MATERIAL FOR THE TASK
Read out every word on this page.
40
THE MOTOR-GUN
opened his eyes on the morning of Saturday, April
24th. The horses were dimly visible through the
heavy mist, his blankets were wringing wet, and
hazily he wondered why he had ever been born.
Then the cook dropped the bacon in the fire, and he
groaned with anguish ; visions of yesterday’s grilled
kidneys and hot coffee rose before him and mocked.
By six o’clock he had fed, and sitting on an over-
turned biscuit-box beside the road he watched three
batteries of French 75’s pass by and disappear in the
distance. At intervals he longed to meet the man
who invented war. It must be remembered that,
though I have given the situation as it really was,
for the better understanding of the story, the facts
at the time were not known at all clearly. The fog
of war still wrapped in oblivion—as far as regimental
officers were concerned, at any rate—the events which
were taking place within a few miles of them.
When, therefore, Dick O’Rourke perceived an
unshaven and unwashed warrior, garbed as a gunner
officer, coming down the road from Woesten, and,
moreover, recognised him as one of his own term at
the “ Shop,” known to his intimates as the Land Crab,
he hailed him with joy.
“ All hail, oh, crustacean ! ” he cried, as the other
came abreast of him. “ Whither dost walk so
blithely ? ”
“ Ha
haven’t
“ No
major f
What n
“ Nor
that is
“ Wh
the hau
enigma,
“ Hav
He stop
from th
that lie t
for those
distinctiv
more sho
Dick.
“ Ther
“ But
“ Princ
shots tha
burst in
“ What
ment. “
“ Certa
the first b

WRITTEN INSTRUCTION
Look through the lines above and collect those with the word "known".

COMPLETE OUTPUT
at the time were not known at all clearly. The fog
the “ Shop,” known to his intimates as the Land Crab,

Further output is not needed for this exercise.